» **RECORDED DATA**:
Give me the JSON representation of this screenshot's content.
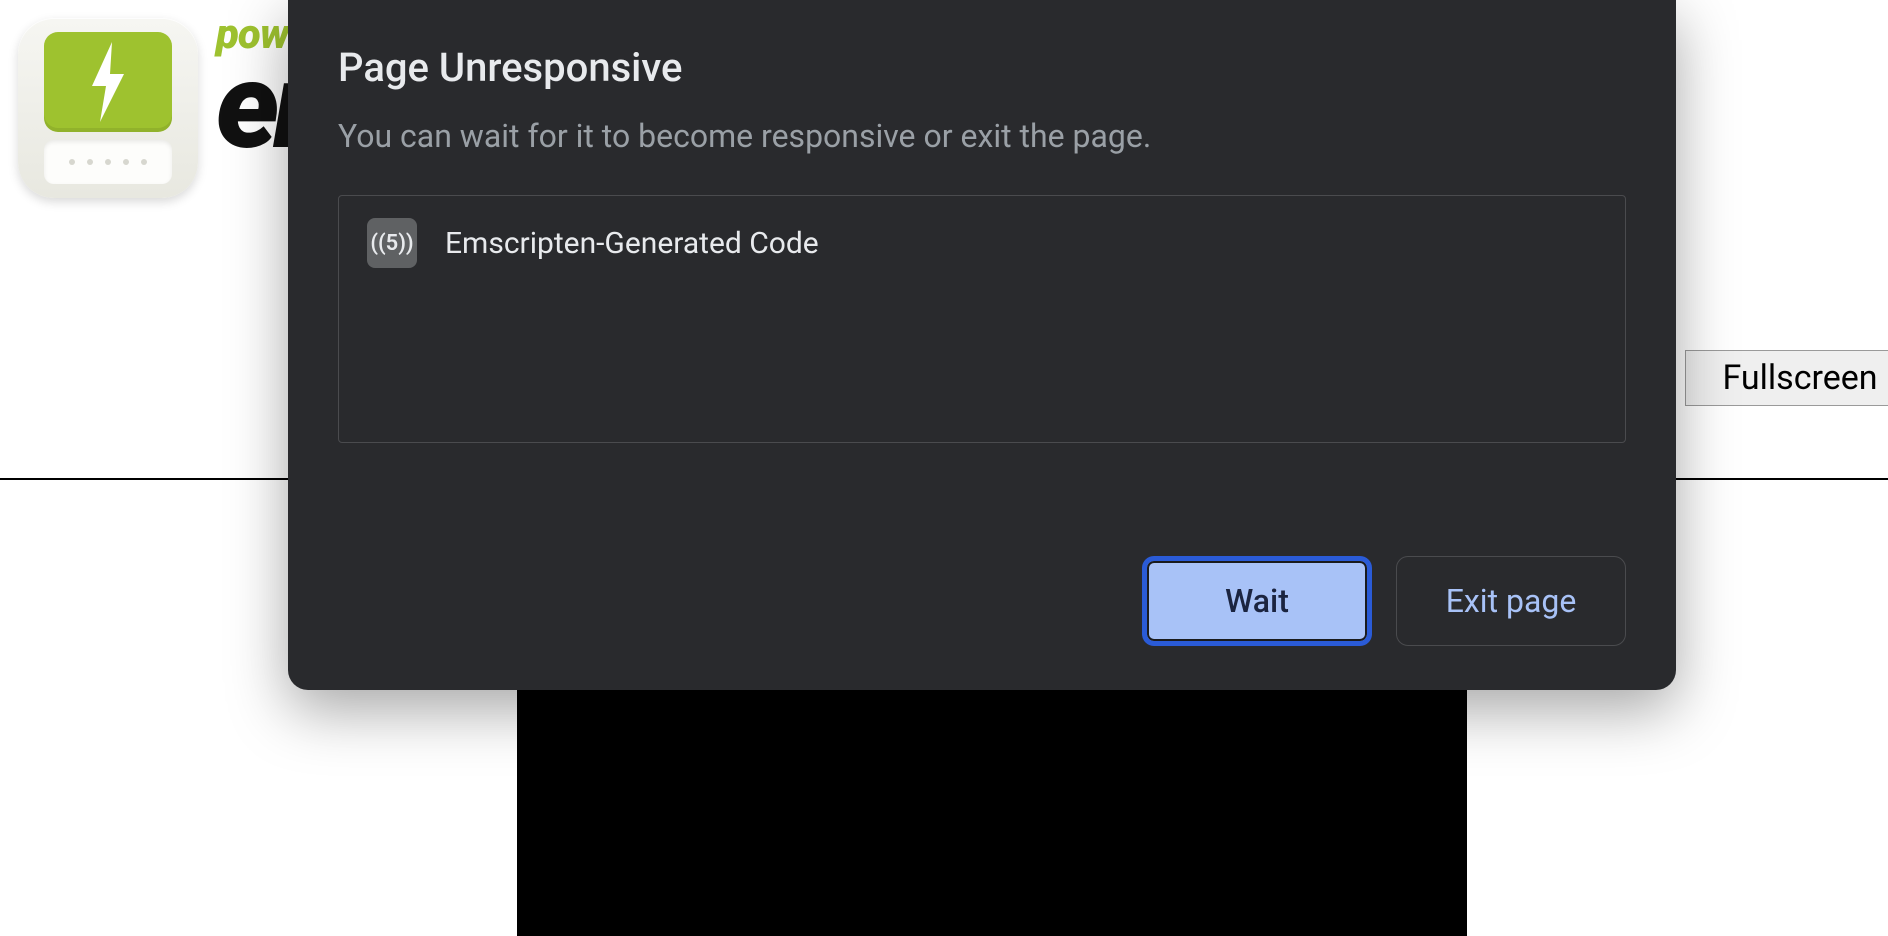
{
  "page": {
    "brand_powered": "powered by",
    "brand_name_fragment": "em",
    "fullscreen_label": "Fullscreen"
  },
  "dialog": {
    "title": "Page Unresponsive",
    "subtitle": "You can wait for it to become responsive or exit the page.",
    "items": [
      {
        "icon_text": "((5))",
        "label": "Emscripten-Generated Code"
      }
    ],
    "wait_label": "Wait",
    "exit_label": "Exit page"
  }
}
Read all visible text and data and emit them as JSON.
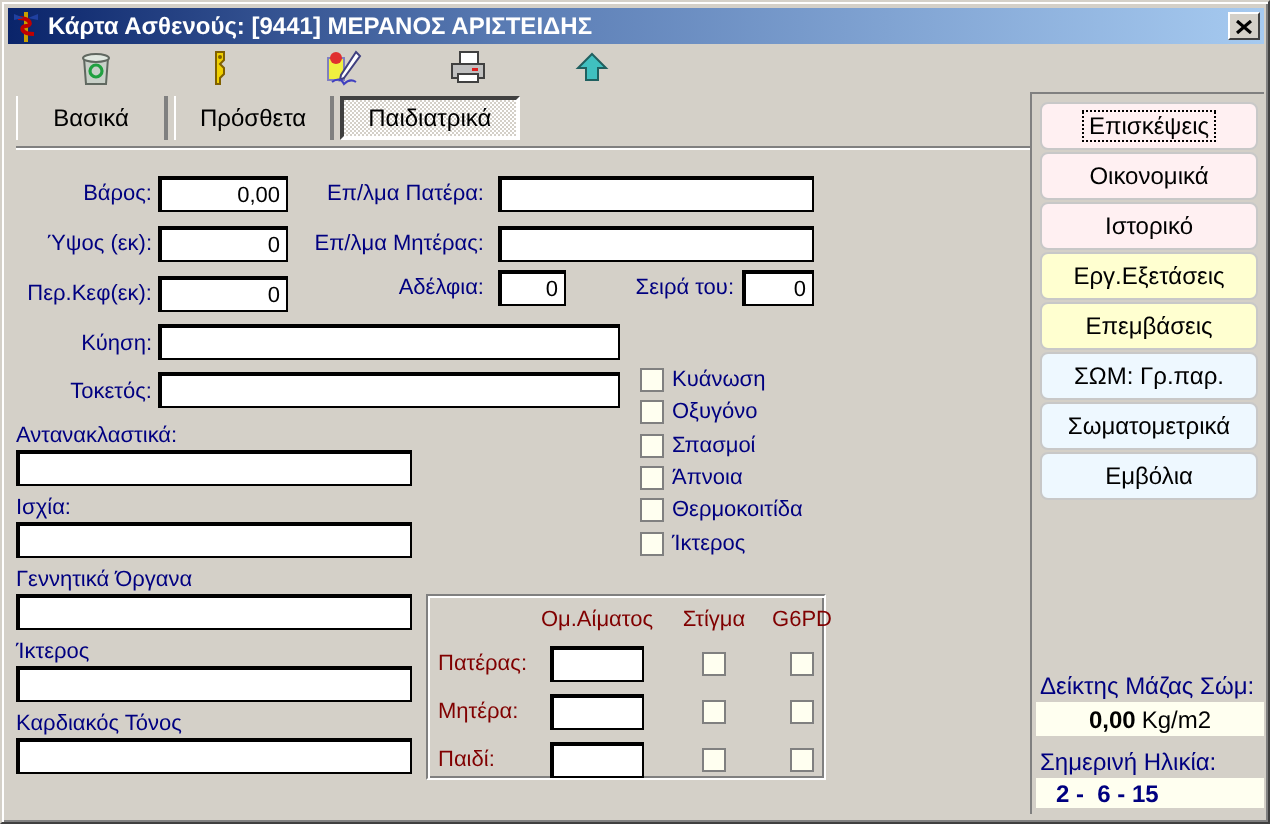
{
  "window": {
    "title": "Κάρτα Ασθενούς: [9441] ΜΕΡΑΝΟΣ ΑΡΙΣΤΕΙΔΗΣ"
  },
  "toolbar": [
    {
      "kind": "recycle"
    },
    {
      "kind": "key"
    },
    {
      "kind": "pen"
    },
    {
      "kind": "printer"
    },
    {
      "kind": "up"
    }
  ],
  "tabs": [
    {
      "label": "Βασικά",
      "selected": false
    },
    {
      "label": "Πρόσθετα",
      "selected": false
    },
    {
      "label": "Παιδιατρικά",
      "selected": true
    }
  ],
  "measurements": [
    {
      "label": "Βάρος:",
      "value": "0,00"
    },
    {
      "label": "Ύψος (εκ):",
      "value": "0"
    },
    {
      "label": "Περ.Κεφ(εκ):",
      "value": "0"
    }
  ],
  "parents_jobs": [
    {
      "label": "Επ/λμα Πατέρα:"
    },
    {
      "label": "Επ/λμα Μητέρας:"
    }
  ],
  "siblings": {
    "label": "Αδέλφια:",
    "value": "0"
  },
  "birth_order": {
    "label": "Σειρά του:",
    "value": "0"
  },
  "pregnancy": {
    "label": "Κύηση:"
  },
  "delivery": {
    "label": "Τοκετός:"
  },
  "symptoms": [
    {
      "label": "Κυάνωση",
      "checked": false
    },
    {
      "label": "Οξυγόνο",
      "checked": false
    },
    {
      "label": "Σπασμοί",
      "checked": false
    },
    {
      "label": "Άπνοια",
      "checked": false
    },
    {
      "label": "Θερμοκοιτίδα",
      "checked": false
    },
    {
      "label": "Ίκτερος",
      "checked": false
    }
  ],
  "notes": [
    {
      "label": "Αντανακλαστικά:"
    },
    {
      "label": "Ισχία:"
    },
    {
      "label": "Γεννητικά Όργανα"
    },
    {
      "label": "Ίκτερος"
    },
    {
      "label": "Καρδιακός Τόνος"
    }
  ],
  "blood": {
    "columns": [
      "Ομ.Αίματος",
      "Στίγμα",
      "G6PD"
    ],
    "rows": [
      {
        "label": "Πατέρας:",
        "trait": false,
        "g6pd": false
      },
      {
        "label": "Μητέρα:",
        "trait": false,
        "g6pd": false
      },
      {
        "label": "Παιδί:",
        "trait": false,
        "g6pd": false
      }
    ]
  },
  "side_buttons": [
    {
      "label": "Επισκέψεις",
      "color": "#fff0f2",
      "focused": true
    },
    {
      "label": "Οικονομικά",
      "color": "#fff0f2",
      "focused": false
    },
    {
      "label": "Ιστορικό",
      "color": "#fff0f2",
      "focused": false
    },
    {
      "label": "Εργ.Εξετάσεις",
      "color": "#ffffd0",
      "focused": false
    },
    {
      "label": "Επεμβάσεις",
      "color": "#ffffd0",
      "focused": false
    },
    {
      "label": "ΣΩΜ: Γρ.παρ.",
      "color": "#eef8ff",
      "focused": false
    },
    {
      "label": "Σωματομετρικά",
      "color": "#eef8ff",
      "focused": false
    },
    {
      "label": "Εμβόλια",
      "color": "#eef8ff",
      "focused": false
    }
  ],
  "bmi": {
    "label": "Δείκτης Μάζας Σώμ:",
    "value": "0,00",
    "unit": "Kg/m2"
  },
  "age": {
    "label": "Σημερινή Ηλικία:",
    "value": "2 -  6 - 15"
  }
}
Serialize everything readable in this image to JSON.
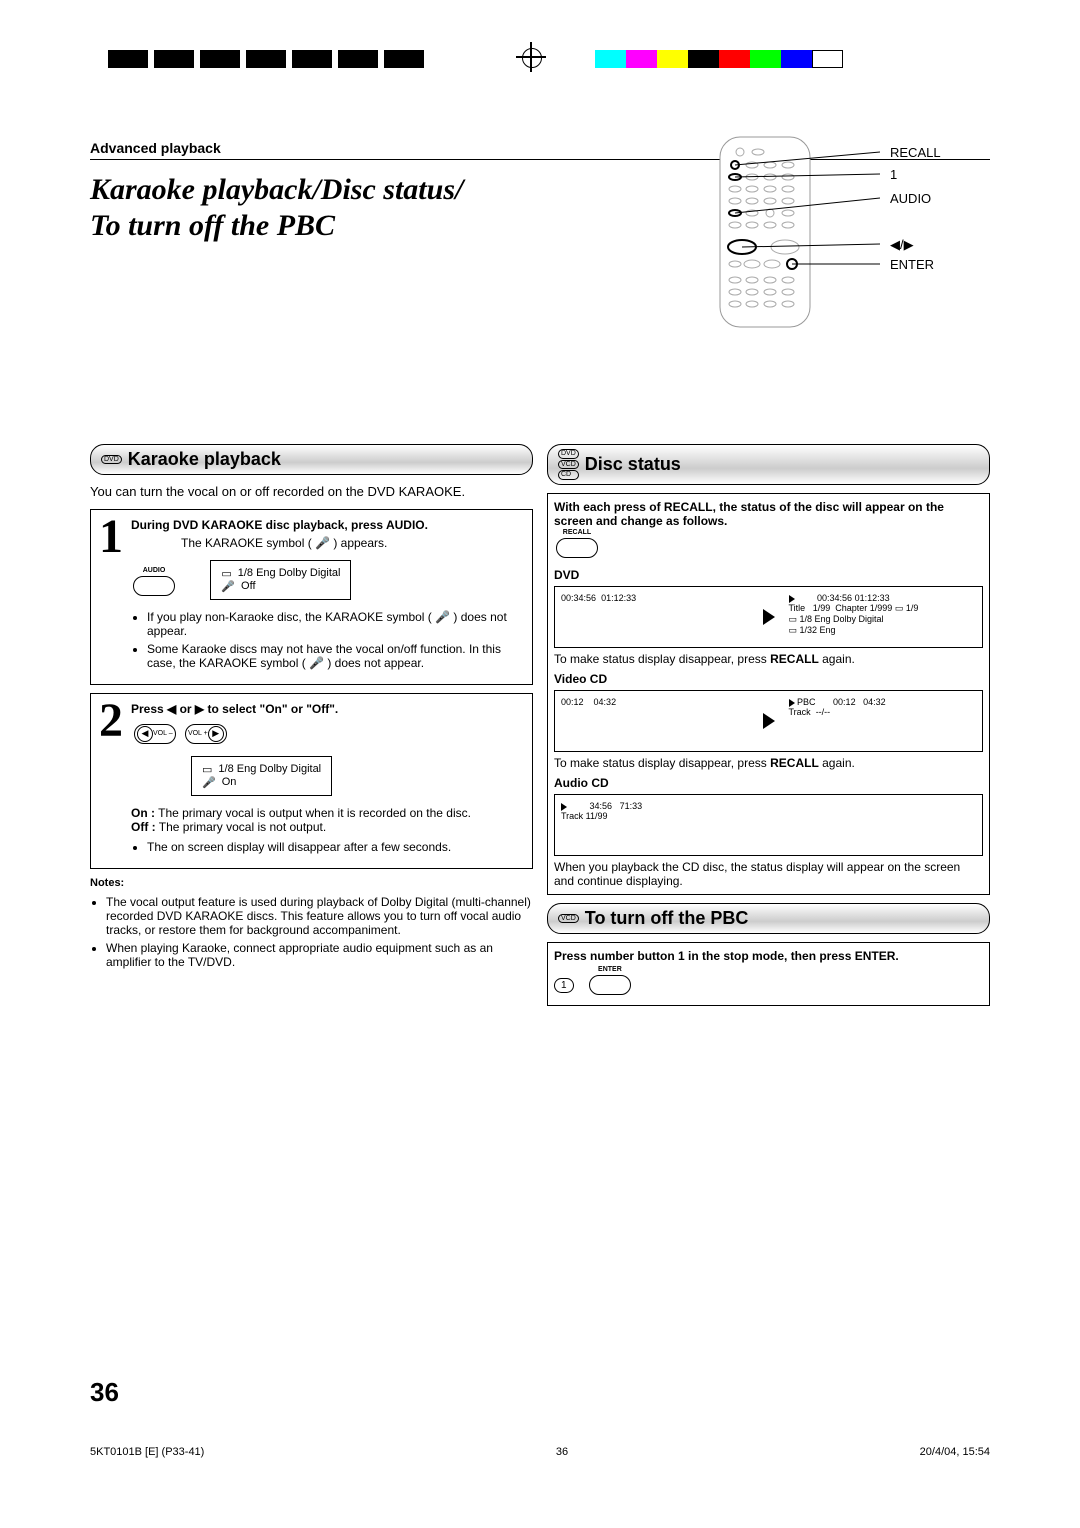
{
  "header": {
    "section": "Advanced playback"
  },
  "title": "Karaoke playback/Disc status/\nTo turn off the PBC",
  "remoteLabels": {
    "recall": "RECALL",
    "one": "1",
    "audio": "AUDIO",
    "arrows": "◀/▶",
    "enter": "ENTER"
  },
  "karaoke": {
    "tag": "DVD",
    "heading": "Karaoke playback",
    "intro": "You can turn the vocal on or off recorded on the DVD KARAOKE.",
    "step1": {
      "text": "During DVD KARAOKE disc playback, press AUDIO.",
      "sub": "The KARAOKE symbol ( 🎤 ) appears.",
      "btnLabel": "AUDIO",
      "osdLine1": "1/8 Eng Dolby Digital",
      "osdLine2": "Off",
      "bullets": [
        "If you play non-Karaoke disc, the KARAOKE symbol ( 🎤 ) does not appear.",
        "Some Karaoke discs may not have the vocal on/off function. In this case, the KARAOKE symbol ( 🎤 ) does not appear."
      ]
    },
    "step2": {
      "text": "Press ◀ or ▶ to select \"On\" or \"Off\".",
      "volMinus": "VOL –",
      "volPlus": "VOL +",
      "osdLine1": "1/8 Eng Dolby Digital",
      "osdLine2": "On",
      "onLabel": "On :",
      "onText": "The primary vocal is output when it is recorded on the disc.",
      "offLabel": "Off :",
      "offText": "The primary vocal is not output.",
      "bullets": [
        "The on screen display will disappear after a few seconds."
      ]
    },
    "notes": {
      "heading": "Notes:",
      "items": [
        "The vocal output feature is used during playback of Dolby Digital (multi-channel) recorded DVD KARAOKE discs. This feature allows you to turn off vocal audio tracks, or restore them for background accompaniment.",
        "When playing Karaoke, connect appropriate audio equipment such as an amplifier to the TV/DVD."
      ]
    }
  },
  "discstatus": {
    "tags": [
      "DVD",
      "VCD",
      "CD"
    ],
    "heading": "Disc status",
    "intro": "With each press of RECALL, the status of the disc will appear on the screen and change as follows.",
    "recallLabel": "RECALL",
    "dvd": {
      "label": "DVD",
      "left": {
        "t1": "00:34:56",
        "t2": "01:12:33"
      },
      "right": {
        "t1": "00:34:56",
        "t2": "01:12:33",
        "title": "Title",
        "titleVal": "1/99",
        "chapter": "Chapter",
        "chapterVal": "1/999",
        "ang": "1/9",
        "audio": "1/8  Eng Dolby Digital",
        "sub": "1/32  Eng"
      },
      "after": "To make status display disappear, press ",
      "afterBold": "RECALL",
      "after2": " again."
    },
    "vcd": {
      "label": "Video CD",
      "left": {
        "t1": "00:12",
        "t2": "04:32"
      },
      "right": {
        "pbc": "PBC",
        "t1": "00:12",
        "t2": "04:32",
        "track": "Track",
        "trackVal": "--/--"
      },
      "after": "To make status display disappear, press ",
      "afterBold": "RECALL",
      "after2": " again."
    },
    "cd": {
      "label": "Audio CD",
      "t1": "34:56",
      "t2": "71:33",
      "track": "Track 11/99",
      "after": "When you playback the CD disc, the status display will appear on the screen and continue displaying."
    }
  },
  "pbc": {
    "tag": "VCD",
    "heading": "To turn off the PBC",
    "text": "Press number button 1 in the stop mode, then press ENTER.",
    "btn1": "1",
    "enterLabel": "ENTER"
  },
  "pageNum": "36",
  "footer": {
    "left": "5KT0101B [E] (P33-41)",
    "center": "36",
    "right": "20/4/04, 15:54"
  }
}
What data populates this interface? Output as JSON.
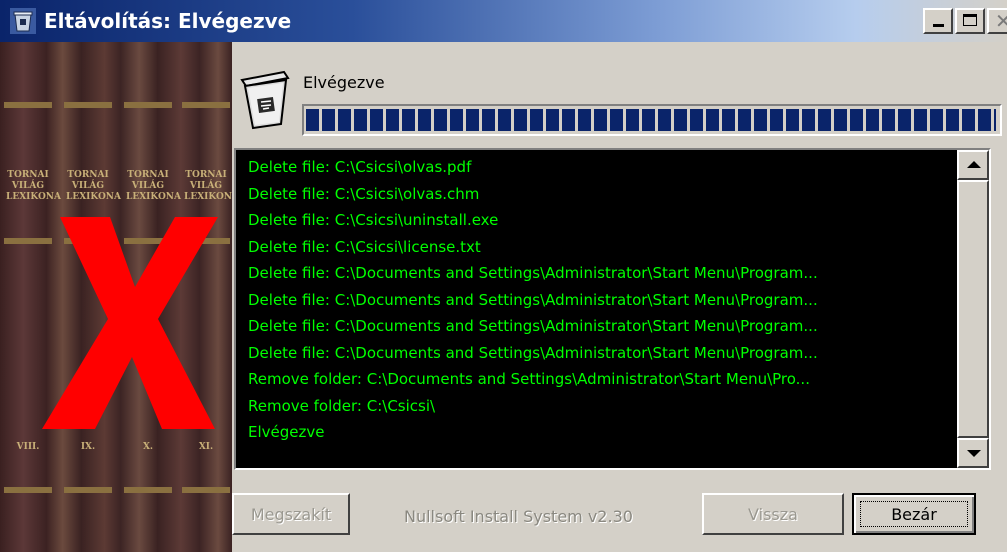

» **TO DO**:
Transcribe the listing in full and omit the pictures.

» **WRITTEN REPLY**:
Give me the JSON representation of this screenshot's content.
{
  "page": {
    "brand_powered": "powered by",
    "brand_name_fragment": "em",
    "fullscreen_label": "Fullscreen"
  },
  "dialog": {
    "title": "Page Unresponsive",
    "subtitle": "You can wait for it to become responsive or exit the page.",
    "items": [
      {
        "icon_text": "((5))",
        "label": "Emscripten-Generated Code"
      }
    ],
    "wait_label": "Wait",
    "exit_label": "Exit page"
  }
}
Read all visible text and data and emit them as JSON.
{
  "window": {
    "title": "Κάρτα Ασθενούς: [9441] ΜΕΡΑΝΟΣ ΑΡΙΣΤΕΙΔΗΣ"
  },
  "toolbar": [
    {
      "kind": "recycle"
    },
    {
      "kind": "key"
    },
    {
      "kind": "pen"
    },
    {
      "kind": "printer"
    },
    {
      "kind": "up"
    }
  ],
  "tabs": [
    {
      "label": "Βασικά",
      "selected": false
    },
    {
      "label": "Πρόσθετα",
      "selected": false
    },
    {
      "label": "Παιδιατρικά",
      "selected": true
    }
  ],
  "measurements": [
    {
      "label": "Βάρος:",
      "value": "0,00"
    },
    {
      "label": "Ύψος (εκ):",
      "value": "0"
    },
    {
      "label": "Περ.Κεφ(εκ):",
      "value": "0"
    }
  ],
  "parents_jobs": [
    {
      "label": "Επ/λμα Πατέρα:"
    },
    {
      "label": "Επ/λμα Μητέρας:"
    }
  ],
  "siblings": {
    "label": "Αδέλφια:",
    "value": "0"
  },
  "birth_order": {
    "label": "Σειρά του:",
    "value": "0"
  },
  "pregnancy": {
    "label": "Κύηση:"
  },
  "delivery": {
    "label": "Τοκετός:"
  },
  "symptoms": [
    {
      "label": "Κυάνωση",
      "checked": false
    },
    {
      "label": "Οξυγόνο",
      "checked": false
    },
    {
      "label": "Σπασμοί",
      "checked": false
    },
    {
      "label": "Άπνοια",
      "checked": false
    },
    {
      "label": "Θερμοκοιτίδα",
      "checked": false
    },
    {
      "label": "Ίκτερος",
      "checked": false
    }
  ],
  "notes": [
    {
      "label": "Αντανακλαστικά:"
    },
    {
      "label": "Ισχία:"
    },
    {
      "label": "Γεννητικά Όργανα"
    },
    {
      "label": "Ίκτερος"
    },
    {
      "label": "Καρδιακός Τόνος"
    }
  ],
  "blood": {
    "columns": [
      "Ομ.Αίματος",
      "Στίγμα",
      "G6PD"
    ],
    "rows": [
      {
        "label": "Πατέρας:",
        "trait": false,
        "g6pd": false
      },
      {
        "label": "Μητέρα:",
        "trait": false,
        "g6pd": false
      },
      {
        "label": "Παιδί:",
        "trait": false,
        "g6pd": false
      }
    ]
  },
  "side_buttons": [
    {
      "label": "Επισκέψεις",
      "color": "#fff0f2",
      "focused": true
    },
    {
      "label": "Οικονομικά",
      "color": "#fff0f2",
      "focused": false
    },
    {
      "label": "Ιστορικό",
      "color": "#fff0f2",
      "focused": false
    },
    {
      "label": "Εργ.Εξετάσεις",
      "color": "#ffffd0",
      "focused": false
    },
    {
      "label": "Επεμβάσεις",
      "color": "#ffffd0",
      "focused": false
    },
    {
      "label": "ΣΩΜ: Γρ.παρ.",
      "color": "#eef8ff",
      "focused": false
    },
    {
      "label": "Σωματομετρικά",
      "color": "#eef8ff",
      "focused": false
    },
    {
      "label": "Εμβόλια",
      "color": "#eef8ff",
      "focused": false
    }
  ],
  "bmi": {
    "label": "Δείκτης Μάζας Σώμ:",
    "value": "0,00",
    "unit": "Kg/m2"
  },
  "age": {
    "label": "Σημερινή Ηλικία:",
    "value": "2 -  6 - 15"
  }
}
Serialize everything readable in this image to JSON.
{
  "header": {
    "section": "Advanced playback"
  },
  "title": "Karaoke playback/Disc status/\nTo turn off the PBC",
  "remoteLabels": {
    "recall": "RECALL",
    "one": "1",
    "audio": "AUDIO",
    "arrows": "◀/▶",
    "enter": "ENTER"
  },
  "karaoke": {
    "tag": "DVD",
    "heading": "Karaoke playback",
    "intro": "You can turn the vocal on or off recorded on the DVD KARAOKE.",
    "step1": {
      "text": "During DVD KARAOKE disc playback, press AUDIO.",
      "sub": "The KARAOKE symbol ( 🎤 ) appears.",
      "btnLabel": "AUDIO",
      "osdLine1": "1/8 Eng Dolby Digital",
      "osdLine2": "Off",
      "bullets": [
        "If you play non-Karaoke disc, the KARAOKE symbol ( 🎤 ) does not appear.",
        "Some Karaoke discs may not have the vocal on/off function. In this case, the KARAOKE symbol ( 🎤 ) does not appear."
      ]
    },
    "step2": {
      "text": "Press ◀ or ▶ to select \"On\" or \"Off\".",
      "volMinus": "VOL –",
      "volPlus": "VOL +",
      "osdLine1": "1/8 Eng Dolby Digital",
      "osdLine2": "On",
      "onLabel": "On :",
      "onText": "The primary vocal is output when it is recorded on the disc.",
      "offLabel": "Off :",
      "offText": "The primary vocal is not output.",
      "bullets": [
        "The on screen display will disappear after a few seconds."
      ]
    },
    "notes": {
      "heading": "Notes:",
      "items": [
        "The vocal output feature is used during playback of Dolby Digital (multi-channel) recorded DVD KARAOKE discs. This feature allows you to turn off vocal audio tracks, or restore them for background accompaniment.",
        "When playing Karaoke, connect appropriate audio equipment such as an amplifier to the TV/DVD."
      ]
    }
  },
  "discstatus": {
    "tags": [
      "DVD",
      "VCD",
      "CD"
    ],
    "heading": "Disc status",
    "intro": "With each press of RECALL, the status of the disc will appear on the screen and change as follows.",
    "recallLabel": "RECALL",
    "dvd": {
      "label": "DVD",
      "left": {
        "t1": "00:34:56",
        "t2": "01:12:33"
      },
      "right": {
        "t1": "00:34:56",
        "t2": "01:12:33",
        "title": "Title",
        "titleVal": "1/99",
        "chapter": "Chapter",
        "chapterVal": "1/999",
        "ang": "1/9",
        "audio": "1/8  Eng Dolby Digital",
        "sub": "1/32  Eng"
      },
      "after": "To make status display disappear, press ",
      "afterBold": "RECALL",
      "after2": " again."
    },
    "vcd": {
      "label": "Video CD",
      "left": {
        "t1": "00:12",
        "t2": "04:32"
      },
      "right": {
        "pbc": "PBC",
        "t1": "00:12",
        "t2": "04:32",
        "track": "Track",
        "trackVal": "--/--"
      },
      "after": "To make status display disappear, press ",
      "afterBold": "RECALL",
      "after2": " again."
    },
    "cd": {
      "label": "Audio CD",
      "t1": "34:56",
      "t2": "71:33",
      "track": "Track 11/99",
      "after": "When you playback the CD disc, the status display will appear on the screen and continue displaying."
    }
  },
  "pbc": {
    "tag": "VCD",
    "heading": "To turn off the PBC",
    "text": "Press number button 1 in the stop mode, then press ENTER.",
    "btn1": "1",
    "enterLabel": "ENTER"
  },
  "pageNum": "36",
  "footer": {
    "left": "5KT0101B [E] (P33-41)",
    "center": "36",
    "right": "20/4/04, 15:54"
  }
}
What data populates this interface? Output as JSON.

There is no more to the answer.